__Aim of the task__
Make a tally of the lines in the records that include the string "noise", and give only that number.

__Raw records__
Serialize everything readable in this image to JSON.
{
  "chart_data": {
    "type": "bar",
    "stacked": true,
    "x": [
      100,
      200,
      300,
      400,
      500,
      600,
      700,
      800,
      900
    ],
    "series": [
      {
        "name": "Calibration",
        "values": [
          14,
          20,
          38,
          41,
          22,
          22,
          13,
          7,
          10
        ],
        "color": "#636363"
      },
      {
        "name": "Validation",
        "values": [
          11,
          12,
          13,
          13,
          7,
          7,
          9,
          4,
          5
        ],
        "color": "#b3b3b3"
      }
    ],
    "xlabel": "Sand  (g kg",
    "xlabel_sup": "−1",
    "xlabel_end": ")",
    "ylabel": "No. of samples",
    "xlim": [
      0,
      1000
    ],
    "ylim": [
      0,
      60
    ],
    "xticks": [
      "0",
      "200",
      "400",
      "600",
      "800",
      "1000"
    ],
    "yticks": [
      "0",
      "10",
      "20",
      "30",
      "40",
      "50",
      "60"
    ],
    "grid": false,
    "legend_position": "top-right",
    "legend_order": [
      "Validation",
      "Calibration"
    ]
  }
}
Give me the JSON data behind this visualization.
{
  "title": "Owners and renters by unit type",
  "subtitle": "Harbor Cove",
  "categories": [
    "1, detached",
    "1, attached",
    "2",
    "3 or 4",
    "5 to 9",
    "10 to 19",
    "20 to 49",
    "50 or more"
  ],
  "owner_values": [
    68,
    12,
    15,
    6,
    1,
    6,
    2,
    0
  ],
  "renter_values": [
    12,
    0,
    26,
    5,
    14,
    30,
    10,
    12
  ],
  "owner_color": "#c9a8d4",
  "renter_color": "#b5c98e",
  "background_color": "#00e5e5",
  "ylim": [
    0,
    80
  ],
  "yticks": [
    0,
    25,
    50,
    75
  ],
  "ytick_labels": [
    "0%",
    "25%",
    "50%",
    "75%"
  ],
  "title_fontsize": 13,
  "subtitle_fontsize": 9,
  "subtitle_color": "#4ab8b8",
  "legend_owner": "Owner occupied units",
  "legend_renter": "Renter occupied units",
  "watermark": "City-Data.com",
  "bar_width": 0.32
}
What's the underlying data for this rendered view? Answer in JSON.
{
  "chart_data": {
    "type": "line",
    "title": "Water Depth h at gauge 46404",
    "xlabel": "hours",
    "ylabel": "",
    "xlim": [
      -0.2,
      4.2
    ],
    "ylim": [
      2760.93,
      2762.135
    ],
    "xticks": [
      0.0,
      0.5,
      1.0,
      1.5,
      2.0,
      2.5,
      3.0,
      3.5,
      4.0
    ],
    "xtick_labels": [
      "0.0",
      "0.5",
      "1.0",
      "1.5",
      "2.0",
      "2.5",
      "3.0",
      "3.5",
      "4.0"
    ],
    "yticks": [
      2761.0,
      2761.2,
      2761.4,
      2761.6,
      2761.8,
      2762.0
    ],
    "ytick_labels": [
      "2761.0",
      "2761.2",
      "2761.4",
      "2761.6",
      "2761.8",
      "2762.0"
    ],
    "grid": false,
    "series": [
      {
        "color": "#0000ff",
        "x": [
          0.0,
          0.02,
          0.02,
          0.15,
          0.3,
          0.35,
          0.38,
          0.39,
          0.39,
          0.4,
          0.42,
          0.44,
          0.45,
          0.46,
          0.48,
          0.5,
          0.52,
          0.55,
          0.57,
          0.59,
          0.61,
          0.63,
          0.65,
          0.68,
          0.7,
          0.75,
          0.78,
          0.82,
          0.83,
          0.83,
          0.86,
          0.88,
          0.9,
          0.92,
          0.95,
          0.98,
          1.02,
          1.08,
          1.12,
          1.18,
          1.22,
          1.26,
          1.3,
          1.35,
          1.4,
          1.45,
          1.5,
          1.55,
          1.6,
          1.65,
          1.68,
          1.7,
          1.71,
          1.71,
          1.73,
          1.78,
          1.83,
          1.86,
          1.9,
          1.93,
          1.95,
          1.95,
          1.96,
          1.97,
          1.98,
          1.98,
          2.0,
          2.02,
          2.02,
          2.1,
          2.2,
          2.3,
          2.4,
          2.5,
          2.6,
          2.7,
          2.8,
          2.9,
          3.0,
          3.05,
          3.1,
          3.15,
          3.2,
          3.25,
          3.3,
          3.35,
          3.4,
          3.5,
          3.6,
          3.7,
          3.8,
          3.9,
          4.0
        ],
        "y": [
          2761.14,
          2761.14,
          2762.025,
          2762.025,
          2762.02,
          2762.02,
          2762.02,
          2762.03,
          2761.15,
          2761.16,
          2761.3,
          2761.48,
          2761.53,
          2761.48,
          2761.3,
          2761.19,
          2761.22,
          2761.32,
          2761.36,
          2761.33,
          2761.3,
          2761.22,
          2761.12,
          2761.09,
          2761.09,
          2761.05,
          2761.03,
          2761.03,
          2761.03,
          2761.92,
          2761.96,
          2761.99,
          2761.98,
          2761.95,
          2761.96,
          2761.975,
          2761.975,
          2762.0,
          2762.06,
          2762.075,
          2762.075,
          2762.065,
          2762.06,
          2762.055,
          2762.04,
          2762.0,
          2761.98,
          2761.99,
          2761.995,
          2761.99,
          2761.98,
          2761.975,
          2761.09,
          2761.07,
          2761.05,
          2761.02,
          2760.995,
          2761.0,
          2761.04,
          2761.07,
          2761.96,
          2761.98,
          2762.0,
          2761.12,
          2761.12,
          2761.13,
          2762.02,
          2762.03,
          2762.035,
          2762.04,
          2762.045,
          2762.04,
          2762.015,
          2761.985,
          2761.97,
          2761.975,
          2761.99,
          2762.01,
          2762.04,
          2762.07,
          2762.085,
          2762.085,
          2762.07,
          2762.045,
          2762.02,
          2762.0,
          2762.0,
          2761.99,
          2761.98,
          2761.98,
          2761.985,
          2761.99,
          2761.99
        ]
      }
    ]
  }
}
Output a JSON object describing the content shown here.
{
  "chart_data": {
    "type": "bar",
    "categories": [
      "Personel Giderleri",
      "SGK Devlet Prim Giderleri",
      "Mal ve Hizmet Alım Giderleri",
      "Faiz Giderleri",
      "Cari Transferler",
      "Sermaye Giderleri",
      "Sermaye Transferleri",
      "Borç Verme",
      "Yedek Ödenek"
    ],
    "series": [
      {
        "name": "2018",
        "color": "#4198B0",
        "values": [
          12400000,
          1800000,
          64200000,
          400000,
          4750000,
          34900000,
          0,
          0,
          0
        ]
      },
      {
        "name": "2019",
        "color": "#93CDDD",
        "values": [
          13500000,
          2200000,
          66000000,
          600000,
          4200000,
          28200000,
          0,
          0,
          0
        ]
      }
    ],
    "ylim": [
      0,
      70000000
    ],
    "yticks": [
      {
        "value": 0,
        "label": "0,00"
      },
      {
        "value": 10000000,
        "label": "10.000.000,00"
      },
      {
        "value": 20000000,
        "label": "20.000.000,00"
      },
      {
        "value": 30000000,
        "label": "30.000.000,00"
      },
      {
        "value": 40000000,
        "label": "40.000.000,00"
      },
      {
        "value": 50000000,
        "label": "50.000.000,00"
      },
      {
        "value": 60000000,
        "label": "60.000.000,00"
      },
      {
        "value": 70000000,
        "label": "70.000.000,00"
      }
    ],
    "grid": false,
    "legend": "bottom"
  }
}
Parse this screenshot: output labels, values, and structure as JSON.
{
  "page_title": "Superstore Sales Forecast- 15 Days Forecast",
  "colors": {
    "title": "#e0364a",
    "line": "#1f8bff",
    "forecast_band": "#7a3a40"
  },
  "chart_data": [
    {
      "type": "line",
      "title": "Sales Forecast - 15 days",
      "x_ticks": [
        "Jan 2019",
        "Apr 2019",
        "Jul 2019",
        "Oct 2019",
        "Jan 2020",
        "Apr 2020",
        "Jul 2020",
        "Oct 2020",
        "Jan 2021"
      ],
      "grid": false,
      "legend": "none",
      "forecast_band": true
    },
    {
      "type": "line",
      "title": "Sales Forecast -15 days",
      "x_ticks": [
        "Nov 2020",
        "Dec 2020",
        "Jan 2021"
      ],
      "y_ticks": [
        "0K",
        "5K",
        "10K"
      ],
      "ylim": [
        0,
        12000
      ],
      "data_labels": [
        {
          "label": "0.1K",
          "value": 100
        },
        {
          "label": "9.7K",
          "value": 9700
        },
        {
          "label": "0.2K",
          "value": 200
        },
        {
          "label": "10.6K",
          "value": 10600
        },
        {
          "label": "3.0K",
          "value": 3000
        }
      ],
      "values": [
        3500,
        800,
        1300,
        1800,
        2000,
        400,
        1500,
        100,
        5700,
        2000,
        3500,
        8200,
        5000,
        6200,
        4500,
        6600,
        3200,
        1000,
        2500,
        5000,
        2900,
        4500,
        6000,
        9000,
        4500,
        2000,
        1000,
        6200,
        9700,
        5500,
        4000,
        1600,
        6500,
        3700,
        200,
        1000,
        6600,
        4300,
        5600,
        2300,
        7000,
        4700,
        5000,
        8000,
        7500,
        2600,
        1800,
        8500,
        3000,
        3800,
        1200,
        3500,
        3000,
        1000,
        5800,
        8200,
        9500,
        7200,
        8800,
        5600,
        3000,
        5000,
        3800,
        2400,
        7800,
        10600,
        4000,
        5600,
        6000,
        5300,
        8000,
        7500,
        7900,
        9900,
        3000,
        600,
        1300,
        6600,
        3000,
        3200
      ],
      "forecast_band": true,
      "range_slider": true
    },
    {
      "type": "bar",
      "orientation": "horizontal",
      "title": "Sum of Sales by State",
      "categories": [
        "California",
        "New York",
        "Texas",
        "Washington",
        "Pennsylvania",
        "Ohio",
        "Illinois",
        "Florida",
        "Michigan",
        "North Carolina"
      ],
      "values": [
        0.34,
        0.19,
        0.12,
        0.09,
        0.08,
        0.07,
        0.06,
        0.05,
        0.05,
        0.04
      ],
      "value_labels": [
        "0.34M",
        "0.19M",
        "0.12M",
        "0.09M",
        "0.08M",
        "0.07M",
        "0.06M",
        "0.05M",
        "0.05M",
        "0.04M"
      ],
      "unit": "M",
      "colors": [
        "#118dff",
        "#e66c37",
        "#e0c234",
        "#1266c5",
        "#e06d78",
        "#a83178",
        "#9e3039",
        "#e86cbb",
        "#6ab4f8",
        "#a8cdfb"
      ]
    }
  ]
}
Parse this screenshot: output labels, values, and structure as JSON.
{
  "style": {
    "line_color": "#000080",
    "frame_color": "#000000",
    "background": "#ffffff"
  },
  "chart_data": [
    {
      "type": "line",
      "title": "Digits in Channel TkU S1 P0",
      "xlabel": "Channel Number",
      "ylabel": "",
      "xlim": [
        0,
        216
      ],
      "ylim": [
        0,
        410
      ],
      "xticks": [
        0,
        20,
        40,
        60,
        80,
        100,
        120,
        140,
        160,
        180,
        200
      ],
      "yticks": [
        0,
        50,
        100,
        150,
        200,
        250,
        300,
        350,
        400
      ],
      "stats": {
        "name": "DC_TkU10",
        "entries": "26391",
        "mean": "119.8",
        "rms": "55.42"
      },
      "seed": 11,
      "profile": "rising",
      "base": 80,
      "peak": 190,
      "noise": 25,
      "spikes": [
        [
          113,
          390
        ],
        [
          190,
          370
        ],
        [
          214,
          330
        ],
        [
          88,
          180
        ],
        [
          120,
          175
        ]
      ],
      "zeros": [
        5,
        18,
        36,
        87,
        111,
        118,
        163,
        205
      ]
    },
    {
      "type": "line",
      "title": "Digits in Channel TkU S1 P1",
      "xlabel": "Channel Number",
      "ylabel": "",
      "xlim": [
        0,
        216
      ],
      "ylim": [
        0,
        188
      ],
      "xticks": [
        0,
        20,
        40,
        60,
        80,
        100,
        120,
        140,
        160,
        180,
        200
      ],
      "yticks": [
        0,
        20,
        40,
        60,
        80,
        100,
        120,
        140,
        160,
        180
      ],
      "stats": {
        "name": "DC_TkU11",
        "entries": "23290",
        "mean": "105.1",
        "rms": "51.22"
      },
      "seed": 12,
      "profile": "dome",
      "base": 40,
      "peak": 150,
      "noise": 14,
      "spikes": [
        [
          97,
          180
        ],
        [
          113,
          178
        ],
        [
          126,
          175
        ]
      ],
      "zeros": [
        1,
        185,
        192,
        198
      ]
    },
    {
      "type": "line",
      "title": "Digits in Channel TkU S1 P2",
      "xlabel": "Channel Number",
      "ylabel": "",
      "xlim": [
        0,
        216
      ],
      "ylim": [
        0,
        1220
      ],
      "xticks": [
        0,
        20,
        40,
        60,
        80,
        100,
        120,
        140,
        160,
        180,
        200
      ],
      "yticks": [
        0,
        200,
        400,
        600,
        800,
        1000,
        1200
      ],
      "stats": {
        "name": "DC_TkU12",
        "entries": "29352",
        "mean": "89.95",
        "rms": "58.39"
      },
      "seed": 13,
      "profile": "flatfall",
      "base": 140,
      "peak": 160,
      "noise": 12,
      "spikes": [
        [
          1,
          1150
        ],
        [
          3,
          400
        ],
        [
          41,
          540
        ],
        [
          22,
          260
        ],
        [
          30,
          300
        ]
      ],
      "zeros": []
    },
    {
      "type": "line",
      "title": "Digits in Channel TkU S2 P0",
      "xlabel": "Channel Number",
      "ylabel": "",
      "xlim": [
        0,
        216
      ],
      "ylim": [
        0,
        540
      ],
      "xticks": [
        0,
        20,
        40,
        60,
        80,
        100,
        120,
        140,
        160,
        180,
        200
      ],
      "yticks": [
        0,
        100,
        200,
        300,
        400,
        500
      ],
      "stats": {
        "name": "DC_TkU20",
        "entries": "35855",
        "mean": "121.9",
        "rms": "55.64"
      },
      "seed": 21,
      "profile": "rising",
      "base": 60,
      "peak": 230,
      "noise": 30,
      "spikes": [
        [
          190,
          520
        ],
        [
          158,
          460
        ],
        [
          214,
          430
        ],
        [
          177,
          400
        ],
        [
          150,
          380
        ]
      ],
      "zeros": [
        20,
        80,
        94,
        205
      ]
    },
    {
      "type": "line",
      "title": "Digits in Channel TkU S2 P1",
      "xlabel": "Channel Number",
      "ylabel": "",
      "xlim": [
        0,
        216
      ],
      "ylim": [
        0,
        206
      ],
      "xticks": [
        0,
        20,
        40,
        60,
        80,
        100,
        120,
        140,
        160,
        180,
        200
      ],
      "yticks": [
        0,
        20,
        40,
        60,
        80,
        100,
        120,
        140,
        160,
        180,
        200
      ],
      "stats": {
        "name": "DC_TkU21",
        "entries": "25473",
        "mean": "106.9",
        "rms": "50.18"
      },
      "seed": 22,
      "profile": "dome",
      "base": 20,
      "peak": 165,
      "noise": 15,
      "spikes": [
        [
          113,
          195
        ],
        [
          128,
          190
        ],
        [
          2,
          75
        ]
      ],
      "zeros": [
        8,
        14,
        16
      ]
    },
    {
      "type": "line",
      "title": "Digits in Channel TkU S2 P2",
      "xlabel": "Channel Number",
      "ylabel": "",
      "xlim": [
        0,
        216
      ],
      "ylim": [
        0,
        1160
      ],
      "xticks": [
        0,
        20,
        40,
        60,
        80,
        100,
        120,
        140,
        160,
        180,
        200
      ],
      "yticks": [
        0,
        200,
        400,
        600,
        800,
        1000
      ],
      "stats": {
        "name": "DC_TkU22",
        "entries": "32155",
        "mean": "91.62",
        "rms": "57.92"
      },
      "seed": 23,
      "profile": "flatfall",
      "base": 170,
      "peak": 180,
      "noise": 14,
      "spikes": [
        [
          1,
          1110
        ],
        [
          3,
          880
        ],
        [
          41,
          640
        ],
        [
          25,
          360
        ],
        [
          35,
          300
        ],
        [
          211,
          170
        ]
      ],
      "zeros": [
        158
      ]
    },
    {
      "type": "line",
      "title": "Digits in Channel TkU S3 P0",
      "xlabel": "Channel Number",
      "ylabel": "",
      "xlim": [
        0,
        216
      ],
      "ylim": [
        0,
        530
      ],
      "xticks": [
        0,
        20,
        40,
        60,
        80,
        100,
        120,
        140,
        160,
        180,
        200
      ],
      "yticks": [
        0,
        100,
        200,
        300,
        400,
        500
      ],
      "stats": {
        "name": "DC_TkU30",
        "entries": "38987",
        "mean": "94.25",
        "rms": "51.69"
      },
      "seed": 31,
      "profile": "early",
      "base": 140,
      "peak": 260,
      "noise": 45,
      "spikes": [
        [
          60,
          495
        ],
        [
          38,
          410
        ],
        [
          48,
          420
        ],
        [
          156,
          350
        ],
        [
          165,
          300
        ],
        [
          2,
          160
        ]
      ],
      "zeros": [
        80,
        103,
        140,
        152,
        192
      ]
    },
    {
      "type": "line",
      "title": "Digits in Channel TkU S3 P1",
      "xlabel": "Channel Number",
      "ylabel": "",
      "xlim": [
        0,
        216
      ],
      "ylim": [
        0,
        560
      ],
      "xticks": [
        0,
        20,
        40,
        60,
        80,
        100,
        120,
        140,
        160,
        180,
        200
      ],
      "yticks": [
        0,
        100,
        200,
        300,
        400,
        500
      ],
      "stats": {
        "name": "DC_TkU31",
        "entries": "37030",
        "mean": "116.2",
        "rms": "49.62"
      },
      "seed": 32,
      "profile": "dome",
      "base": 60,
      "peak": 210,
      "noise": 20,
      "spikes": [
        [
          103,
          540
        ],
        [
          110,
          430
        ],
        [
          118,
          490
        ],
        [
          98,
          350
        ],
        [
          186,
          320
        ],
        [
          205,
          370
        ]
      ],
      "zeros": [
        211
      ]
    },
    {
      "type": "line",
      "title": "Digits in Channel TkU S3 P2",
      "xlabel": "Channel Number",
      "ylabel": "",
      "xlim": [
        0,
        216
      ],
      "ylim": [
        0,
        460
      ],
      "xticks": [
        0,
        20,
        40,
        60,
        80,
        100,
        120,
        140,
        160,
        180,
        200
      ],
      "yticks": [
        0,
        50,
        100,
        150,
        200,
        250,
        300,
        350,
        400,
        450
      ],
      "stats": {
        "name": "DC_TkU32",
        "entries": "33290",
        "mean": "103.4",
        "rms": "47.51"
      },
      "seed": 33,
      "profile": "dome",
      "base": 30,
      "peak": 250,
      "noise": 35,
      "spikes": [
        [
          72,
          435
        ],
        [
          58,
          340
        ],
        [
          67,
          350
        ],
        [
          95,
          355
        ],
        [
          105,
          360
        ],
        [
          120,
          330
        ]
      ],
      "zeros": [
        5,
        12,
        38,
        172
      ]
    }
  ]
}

__Task output__
9